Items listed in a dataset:
----------

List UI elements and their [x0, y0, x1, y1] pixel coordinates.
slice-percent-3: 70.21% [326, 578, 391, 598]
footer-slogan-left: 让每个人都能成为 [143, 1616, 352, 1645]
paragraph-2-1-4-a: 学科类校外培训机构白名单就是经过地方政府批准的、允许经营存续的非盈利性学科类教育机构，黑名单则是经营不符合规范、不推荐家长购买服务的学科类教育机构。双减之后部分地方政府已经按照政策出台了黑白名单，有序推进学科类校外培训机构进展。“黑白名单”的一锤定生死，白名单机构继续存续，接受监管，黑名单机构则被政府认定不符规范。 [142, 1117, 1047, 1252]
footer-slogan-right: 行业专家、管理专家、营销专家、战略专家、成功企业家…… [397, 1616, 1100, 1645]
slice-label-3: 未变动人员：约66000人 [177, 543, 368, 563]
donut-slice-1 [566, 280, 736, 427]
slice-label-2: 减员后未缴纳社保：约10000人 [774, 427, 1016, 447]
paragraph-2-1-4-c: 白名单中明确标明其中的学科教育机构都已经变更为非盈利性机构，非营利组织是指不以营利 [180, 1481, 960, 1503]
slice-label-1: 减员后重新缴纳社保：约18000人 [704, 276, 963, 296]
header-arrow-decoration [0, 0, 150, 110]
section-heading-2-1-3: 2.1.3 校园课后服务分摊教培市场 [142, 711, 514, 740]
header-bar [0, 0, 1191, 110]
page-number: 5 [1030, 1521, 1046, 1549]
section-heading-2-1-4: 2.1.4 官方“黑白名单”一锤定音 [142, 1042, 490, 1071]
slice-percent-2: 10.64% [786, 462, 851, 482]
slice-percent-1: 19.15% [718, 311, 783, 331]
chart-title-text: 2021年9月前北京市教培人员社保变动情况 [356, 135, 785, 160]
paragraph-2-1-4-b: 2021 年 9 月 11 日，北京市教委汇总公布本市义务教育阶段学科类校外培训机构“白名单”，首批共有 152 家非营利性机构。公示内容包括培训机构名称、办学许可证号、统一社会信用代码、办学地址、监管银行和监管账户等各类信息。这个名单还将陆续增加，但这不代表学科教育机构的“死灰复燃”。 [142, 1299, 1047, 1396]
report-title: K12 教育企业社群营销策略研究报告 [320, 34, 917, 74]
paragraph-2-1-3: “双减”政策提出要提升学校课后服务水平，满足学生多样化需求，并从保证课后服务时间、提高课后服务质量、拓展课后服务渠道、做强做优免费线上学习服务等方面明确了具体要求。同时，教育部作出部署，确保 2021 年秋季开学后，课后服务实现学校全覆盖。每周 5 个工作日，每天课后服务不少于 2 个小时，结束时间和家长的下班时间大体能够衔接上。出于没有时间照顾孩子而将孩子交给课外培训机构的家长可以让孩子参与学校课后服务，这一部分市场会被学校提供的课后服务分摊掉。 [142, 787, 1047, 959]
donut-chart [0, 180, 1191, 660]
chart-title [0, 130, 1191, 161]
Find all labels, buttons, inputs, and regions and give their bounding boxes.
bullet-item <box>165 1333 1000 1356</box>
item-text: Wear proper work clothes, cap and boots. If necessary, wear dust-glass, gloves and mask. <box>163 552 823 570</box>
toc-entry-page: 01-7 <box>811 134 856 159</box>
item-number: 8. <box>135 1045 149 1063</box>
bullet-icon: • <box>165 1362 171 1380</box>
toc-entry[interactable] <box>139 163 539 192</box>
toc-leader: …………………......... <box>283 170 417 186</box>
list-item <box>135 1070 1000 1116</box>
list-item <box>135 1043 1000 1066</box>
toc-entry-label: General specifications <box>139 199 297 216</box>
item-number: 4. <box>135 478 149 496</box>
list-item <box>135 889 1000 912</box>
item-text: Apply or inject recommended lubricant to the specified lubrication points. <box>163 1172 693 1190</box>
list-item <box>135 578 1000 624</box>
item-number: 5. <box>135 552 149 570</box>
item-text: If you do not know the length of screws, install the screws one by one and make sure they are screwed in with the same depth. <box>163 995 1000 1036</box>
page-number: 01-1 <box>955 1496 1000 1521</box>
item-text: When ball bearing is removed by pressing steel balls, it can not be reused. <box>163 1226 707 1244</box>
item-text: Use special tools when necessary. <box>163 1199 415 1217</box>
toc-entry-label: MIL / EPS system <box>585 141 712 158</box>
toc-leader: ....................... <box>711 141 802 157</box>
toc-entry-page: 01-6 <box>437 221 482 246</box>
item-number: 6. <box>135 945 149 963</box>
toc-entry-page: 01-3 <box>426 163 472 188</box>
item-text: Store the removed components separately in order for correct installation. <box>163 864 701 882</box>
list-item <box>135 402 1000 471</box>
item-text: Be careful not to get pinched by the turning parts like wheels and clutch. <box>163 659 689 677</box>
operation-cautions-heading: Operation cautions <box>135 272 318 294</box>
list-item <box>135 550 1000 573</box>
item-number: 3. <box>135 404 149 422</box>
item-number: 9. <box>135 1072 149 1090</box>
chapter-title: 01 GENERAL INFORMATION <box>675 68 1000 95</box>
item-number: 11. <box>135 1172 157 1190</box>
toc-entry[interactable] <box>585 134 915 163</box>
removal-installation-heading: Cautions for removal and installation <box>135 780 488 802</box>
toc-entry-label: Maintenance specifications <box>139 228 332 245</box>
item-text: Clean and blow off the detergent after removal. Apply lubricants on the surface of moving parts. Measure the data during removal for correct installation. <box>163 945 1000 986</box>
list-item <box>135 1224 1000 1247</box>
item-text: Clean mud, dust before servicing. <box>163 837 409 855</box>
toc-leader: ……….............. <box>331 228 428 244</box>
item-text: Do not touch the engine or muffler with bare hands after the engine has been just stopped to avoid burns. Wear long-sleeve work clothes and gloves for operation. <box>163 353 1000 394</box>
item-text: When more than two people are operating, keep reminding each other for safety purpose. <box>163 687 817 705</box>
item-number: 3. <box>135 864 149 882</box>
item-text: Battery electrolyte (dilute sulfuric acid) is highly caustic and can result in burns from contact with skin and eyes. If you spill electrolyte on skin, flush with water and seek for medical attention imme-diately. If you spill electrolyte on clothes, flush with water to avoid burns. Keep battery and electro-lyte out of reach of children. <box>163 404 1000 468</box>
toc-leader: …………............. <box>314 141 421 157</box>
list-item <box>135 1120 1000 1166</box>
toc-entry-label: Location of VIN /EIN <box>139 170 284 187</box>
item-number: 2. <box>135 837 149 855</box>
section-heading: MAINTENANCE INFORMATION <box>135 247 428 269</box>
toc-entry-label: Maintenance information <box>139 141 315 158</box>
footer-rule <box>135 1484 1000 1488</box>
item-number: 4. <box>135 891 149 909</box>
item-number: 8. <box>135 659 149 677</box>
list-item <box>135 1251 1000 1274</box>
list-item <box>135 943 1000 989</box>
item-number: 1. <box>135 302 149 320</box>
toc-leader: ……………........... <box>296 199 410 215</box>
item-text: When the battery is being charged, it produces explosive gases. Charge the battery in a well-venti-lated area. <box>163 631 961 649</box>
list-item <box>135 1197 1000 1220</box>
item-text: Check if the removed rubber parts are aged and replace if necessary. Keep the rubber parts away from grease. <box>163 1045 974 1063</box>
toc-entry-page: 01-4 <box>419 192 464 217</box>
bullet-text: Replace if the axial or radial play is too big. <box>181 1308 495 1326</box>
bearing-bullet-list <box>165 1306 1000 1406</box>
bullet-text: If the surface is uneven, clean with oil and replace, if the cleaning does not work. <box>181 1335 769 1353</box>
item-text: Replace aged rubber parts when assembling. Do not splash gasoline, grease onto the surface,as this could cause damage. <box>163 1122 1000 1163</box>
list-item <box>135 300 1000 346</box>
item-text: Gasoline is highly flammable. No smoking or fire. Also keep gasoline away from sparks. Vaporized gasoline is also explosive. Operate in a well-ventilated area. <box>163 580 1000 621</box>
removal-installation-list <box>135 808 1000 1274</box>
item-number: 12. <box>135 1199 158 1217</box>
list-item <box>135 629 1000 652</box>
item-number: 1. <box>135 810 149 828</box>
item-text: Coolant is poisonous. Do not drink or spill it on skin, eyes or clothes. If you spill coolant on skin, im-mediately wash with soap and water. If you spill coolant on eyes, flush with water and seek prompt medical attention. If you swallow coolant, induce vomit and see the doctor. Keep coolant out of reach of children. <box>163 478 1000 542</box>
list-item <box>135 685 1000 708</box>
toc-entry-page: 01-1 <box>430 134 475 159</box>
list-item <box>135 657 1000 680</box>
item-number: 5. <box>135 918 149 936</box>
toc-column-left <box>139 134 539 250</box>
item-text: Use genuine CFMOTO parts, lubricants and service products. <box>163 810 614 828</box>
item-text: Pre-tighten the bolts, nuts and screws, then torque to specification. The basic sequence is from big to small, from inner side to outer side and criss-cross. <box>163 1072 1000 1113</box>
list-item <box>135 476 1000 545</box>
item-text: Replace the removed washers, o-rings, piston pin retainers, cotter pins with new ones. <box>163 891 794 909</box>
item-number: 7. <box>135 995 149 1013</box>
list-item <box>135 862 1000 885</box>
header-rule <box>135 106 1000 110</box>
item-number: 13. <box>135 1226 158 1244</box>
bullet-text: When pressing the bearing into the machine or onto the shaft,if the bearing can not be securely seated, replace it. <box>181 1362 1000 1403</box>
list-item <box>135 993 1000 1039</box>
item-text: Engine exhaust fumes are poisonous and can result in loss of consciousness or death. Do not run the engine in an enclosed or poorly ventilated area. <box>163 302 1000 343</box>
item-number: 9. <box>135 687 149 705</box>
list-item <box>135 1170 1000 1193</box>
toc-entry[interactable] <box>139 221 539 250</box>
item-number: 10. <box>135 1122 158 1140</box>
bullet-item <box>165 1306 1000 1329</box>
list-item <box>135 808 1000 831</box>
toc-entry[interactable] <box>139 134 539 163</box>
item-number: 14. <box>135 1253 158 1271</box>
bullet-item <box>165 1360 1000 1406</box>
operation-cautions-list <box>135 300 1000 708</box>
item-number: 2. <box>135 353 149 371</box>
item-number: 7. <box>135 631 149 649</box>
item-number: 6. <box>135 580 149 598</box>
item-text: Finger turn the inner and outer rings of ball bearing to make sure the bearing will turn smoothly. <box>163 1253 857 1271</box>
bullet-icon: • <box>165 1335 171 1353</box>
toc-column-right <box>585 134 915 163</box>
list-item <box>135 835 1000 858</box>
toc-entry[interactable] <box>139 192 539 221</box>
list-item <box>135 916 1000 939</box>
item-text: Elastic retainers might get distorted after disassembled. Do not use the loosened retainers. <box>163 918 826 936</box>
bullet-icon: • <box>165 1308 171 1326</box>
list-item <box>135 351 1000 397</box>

----------

* **WORK REQUIRED**
Copy the lines of the data exactly as they appear, starting with the first line and going on through the line that contains "donut-slice-1 [566, 280, 736, 427]". Include both of those lines.

* **REPLY TO THE TASK**
List UI elements and their [x0, y0, x1, y1] pixel coordinates.
slice-percent-3: 70.21% [326, 578, 391, 598]
footer-slogan-left: 让每个人都能成为 [143, 1616, 352, 1645]
paragraph-2-1-4-a: 学科类校外培训机构白名单就是经过地方政府批准的、允许经营存续的非盈利性学科类教育机构，黑名单则是经营不符合规范、不推荐家长购买服务的学科类教育机构。双减之后部分地方政府已经按照政策出台了黑白名单，有序推进学科类校外培训机构进展。“黑白名单”的一锤定生死，白名单机构继续存续，接受监管，黑名单机构则被政府认定不符规范。 [142, 1117, 1047, 1252]
footer-slogan-right: 行业专家、管理专家、营销专家、战略专家、成功企业家…… [397, 1616, 1100, 1645]
slice-label-3: 未变动人员：约66000人 [177, 543, 368, 563]
donut-slice-1 [566, 280, 736, 427]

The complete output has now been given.